··· RECORD LIST
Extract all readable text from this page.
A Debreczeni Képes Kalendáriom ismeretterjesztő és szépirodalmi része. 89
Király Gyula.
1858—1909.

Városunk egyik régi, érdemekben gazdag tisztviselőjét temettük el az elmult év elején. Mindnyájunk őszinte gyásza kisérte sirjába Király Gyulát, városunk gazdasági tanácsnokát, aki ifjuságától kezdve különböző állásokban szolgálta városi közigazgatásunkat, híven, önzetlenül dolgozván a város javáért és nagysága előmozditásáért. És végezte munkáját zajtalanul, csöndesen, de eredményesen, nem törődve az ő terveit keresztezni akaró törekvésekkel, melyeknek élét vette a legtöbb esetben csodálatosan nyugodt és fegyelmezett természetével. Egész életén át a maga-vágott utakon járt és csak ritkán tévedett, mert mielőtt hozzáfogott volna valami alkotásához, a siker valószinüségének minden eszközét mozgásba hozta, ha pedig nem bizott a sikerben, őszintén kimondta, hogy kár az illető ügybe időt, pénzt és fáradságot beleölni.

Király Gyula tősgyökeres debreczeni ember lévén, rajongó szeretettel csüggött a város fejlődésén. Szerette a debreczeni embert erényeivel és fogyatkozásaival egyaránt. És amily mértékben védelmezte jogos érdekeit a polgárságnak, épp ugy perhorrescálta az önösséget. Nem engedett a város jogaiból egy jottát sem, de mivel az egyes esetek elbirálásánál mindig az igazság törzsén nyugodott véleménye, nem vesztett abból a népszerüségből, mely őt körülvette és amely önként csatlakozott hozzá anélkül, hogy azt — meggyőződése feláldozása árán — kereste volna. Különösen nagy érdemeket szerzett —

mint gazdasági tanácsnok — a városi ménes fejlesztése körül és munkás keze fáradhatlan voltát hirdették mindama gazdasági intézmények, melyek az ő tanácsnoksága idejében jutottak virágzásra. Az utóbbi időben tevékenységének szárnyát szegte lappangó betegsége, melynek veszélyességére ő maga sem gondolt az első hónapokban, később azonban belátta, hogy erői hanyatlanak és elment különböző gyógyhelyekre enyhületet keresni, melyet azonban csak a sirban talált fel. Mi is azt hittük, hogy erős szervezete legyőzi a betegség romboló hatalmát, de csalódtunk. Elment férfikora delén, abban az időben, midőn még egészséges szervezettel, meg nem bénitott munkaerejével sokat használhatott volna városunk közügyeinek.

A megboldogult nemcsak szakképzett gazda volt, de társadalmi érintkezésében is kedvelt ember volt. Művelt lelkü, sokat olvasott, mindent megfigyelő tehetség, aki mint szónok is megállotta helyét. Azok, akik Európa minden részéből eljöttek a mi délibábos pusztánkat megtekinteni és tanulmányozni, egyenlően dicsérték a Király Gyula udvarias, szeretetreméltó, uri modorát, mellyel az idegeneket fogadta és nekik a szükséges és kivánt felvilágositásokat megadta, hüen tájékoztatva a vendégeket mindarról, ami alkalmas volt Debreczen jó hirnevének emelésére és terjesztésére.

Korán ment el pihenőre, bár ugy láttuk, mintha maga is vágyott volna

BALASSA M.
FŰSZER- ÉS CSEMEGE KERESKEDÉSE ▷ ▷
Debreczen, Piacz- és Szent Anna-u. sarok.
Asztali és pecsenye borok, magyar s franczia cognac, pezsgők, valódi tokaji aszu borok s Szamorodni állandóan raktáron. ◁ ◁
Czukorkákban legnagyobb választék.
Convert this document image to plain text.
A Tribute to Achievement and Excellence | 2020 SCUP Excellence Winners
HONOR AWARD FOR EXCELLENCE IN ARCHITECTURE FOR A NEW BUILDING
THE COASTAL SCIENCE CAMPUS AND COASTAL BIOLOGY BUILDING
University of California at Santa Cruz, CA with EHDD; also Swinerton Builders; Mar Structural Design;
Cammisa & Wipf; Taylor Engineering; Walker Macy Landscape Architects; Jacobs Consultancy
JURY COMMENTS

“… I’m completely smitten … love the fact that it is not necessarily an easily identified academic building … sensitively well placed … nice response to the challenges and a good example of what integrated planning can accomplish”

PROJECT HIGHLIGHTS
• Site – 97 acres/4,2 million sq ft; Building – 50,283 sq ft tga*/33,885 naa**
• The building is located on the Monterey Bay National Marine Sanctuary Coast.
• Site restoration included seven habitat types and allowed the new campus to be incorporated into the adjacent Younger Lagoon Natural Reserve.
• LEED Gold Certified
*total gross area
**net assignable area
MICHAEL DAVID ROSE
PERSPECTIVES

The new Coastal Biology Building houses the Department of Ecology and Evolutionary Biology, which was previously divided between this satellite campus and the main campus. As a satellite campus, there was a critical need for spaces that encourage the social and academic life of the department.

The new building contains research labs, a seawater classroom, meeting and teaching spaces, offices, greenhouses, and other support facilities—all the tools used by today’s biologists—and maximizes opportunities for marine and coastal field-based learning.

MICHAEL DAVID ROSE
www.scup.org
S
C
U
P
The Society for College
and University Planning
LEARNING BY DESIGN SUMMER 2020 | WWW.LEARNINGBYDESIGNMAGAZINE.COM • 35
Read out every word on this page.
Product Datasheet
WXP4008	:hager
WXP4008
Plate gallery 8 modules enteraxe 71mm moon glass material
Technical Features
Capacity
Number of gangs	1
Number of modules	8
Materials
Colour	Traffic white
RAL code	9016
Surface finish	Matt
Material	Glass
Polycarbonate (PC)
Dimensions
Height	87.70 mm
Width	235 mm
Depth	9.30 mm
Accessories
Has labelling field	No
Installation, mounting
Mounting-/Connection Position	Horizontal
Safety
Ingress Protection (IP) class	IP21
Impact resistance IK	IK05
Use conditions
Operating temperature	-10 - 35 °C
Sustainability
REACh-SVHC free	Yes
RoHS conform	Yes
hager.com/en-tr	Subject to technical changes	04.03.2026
······
WORK REQUIRED:
Copy every record exactly, with nothing added or dropped.

TASK RESPONSE:
Extract all readable text from this page.
A Debreczeni Képes Kalendáriom ismeretterjesztő és szépirodalmi része. 89
Király Gyula.
1858—1909.

Városunk egyik régi, érdemekben gazdag tisztviselőjét temettük el az elmult év elején. Mindnyájunk őszinte gyásza kisérte sirjába Király Gyulát, városunk gazdasági tanácsnokát, aki ifjuságától kezdve különböző állásokban szolgálta városi közigazgatásunkat, híven, önzetlenül dolgozván a város javáért és nagysága előmozditásáért. És végezte munkáját zajtalanul, csöndesen, de eredményesen, nem törődve az ő terveit keresztezni akaró törekvésekkel, melyeknek élét vette a legtöbb esetben csodálatosan nyugodt és fegyelmezett természetével. Egész életén át a maga-vágott utakon járt és csak ritkán tévedett, mert mielőtt hozzáfogott volna valami alkotásához, a siker valószinüségének minden eszközét mozgásba hozta, ha pedig nem bizott a sikerben, őszintén kimondta, hogy kár az illető ügybe időt, pénzt és fáradságot beleölni.

Király Gyula tősgyökeres debreczeni ember lévén, rajongó szeretettel csüggött a város fejlődésén. Szerette a debreczeni embert erényeivel és fogyatkozásaival egyaránt. És amily mértékben védelmezte jogos érdekeit a polgárságnak, épp ugy perhorrescálta az önösséget. Nem engedett a város jogaiból egy jottát sem, de mivel az egyes esetek elbirálásánál mindig az igazság törzsén nyugodott véleménye, nem vesztett abból a népszerüségből, mely őt körülvette és amely önként csatlakozott hozzá anélkül, hogy azt — meggyőződése feláldozása árán — kereste volna. Különösen nagy érdemeket szerzett —

mint gazdasági tanácsnok — a városi ménes fejlesztése körül és munkás keze fáradhatlan voltát hirdették mindama gazdasági intézmények, melyek az ő tanácsnoksága idejében jutottak virágzásra. Az utóbbi időben tevékenységének szárnyát szegte lappangó betegsége, melynek veszélyességére ő maga sem gondolt az első hónapokban, később azonban belátta, hogy erői hanyatlanak és elment különböző gyógyhelyekre enyhületet keresni, melyet azonban csak a sirban talált fel. Mi is azt hittük, hogy erős szervezete legyőzi a betegség romboló hatalmát, de csalódtunk. Elment férfikora delén, abban az időben, midőn még egészséges szervezettel, meg nem bénitott munkaerejével sokat használhatott volna városunk közügyeinek.

A megboldogult nemcsak szakképzett gazda volt, de társadalmi érintkezésében is kedvelt ember volt. Művelt lelkü, sokat olvasott, mindent megfigyelő tehetség, aki mint szónok is megállotta helyét. Azok, akik Európa minden részéből eljöttek a mi délibábos pusztánkat megtekinteni és tanulmányozni, egyenlően dicsérték a Király Gyula udvarias, szeretetreméltó, uri modorát, mellyel az idegeneket fogadta és nekik a szükséges és kivánt felvilágositásokat megadta, hüen tájékoztatva a vendégeket mindarról, ami alkalmas volt Debreczen jó hirnevének emelésére és terjesztésére.

Korán ment el pihenőre, bár ugy láttuk, mintha maga is vágyott volna

BALASSA M.
FŰSZER- ÉS CSEMEGE KERESKEDÉSE ▷ ▷
Debreczen, Piacz- és Szent Anna-u. sarok.
Asztali és pecsenye borok, magyar s franczia cognac, pezsgők, valódi tokaji aszu borok s Szamorodni állandóan raktáron. ◁ ◁
Czukorkákban legnagyobb választék.
Convert this document image to plain text.
A Tribute to Achievement and Excellence | 2020 SCUP Excellence Winners
HONOR AWARD FOR EXCELLENCE IN ARCHITECTURE FOR A NEW BUILDING
THE COASTAL SCIENCE CAMPUS AND COASTAL BIOLOGY BUILDING
University of California at Santa Cruz, CA with EHDD; also Swinerton Builders; Mar Structural Design;
Cammisa & Wipf; Taylor Engineering; Walker Macy Landscape Architects; Jacobs Consultancy
JURY COMMENTS

“… I’m completely smitten … love the fact that it is not necessarily an easily identified academic building … sensitively well placed … nice response to the challenges and a good example of what integrated planning can accomplish”

PROJECT HIGHLIGHTS
• Site – 97 acres/4,2 million sq ft; Building – 50,283 sq ft tga*/33,885 naa**
• The building is located on the Monterey Bay National Marine Sanctuary Coast.
• Site restoration included seven habitat types and allowed the new campus to be incorporated into the adjacent Younger Lagoon Natural Reserve.
• LEED Gold Certified
*total gross area
**net assignable area
MICHAEL DAVID ROSE
PERSPECTIVES

The new Coastal Biology Building houses the Department of Ecology and Evolutionary Biology, which was previously divided between this satellite campus and the main campus. As a satellite campus, there was a critical need for spaces that encourage the social and academic life of the department.

The new building contains research labs, a seawater classroom, meeting and teaching spaces, offices, greenhouses, and other support facilities—all the tools used by today’s biologists—and maximizes opportunities for marine and coastal field-based learning.

MICHAEL DAVID ROSE
www.scup.org
S
C
U
P
The Society for College
and University Planning
LEARNING BY DESIGN SUMMER 2020 | WWW.LEARNINGBYDESIGNMAGAZINE.COM • 35
Read out every word on this page.
Product Datasheet
WXP4008	:hager
WXP4008
Plate gallery 8 modules enteraxe 71mm moon glass material
Technical Features
Capacity
Number of gangs	1
Number of modules	8
Materials
Colour	Traffic white
RAL code	9016
Surface finish	Matt
Material	Glass
Polycarbonate (PC)
Dimensions
Height	87.70 mm
Width	235 mm
Depth	9.30 mm
Accessories
Has labelling field	No
Installation, mounting
Mounting-/Connection Position	Horizontal
Safety
Ingress Protection (IP) class	IP21
Impact resistance IK	IK05
Use conditions
Operating temperature	-10 - 35 °C
Sustainability
REACh-SVHC free	Yes
RoHS conform	Yes
hager.com/en-tr	Subject to technical changes	04.03.2026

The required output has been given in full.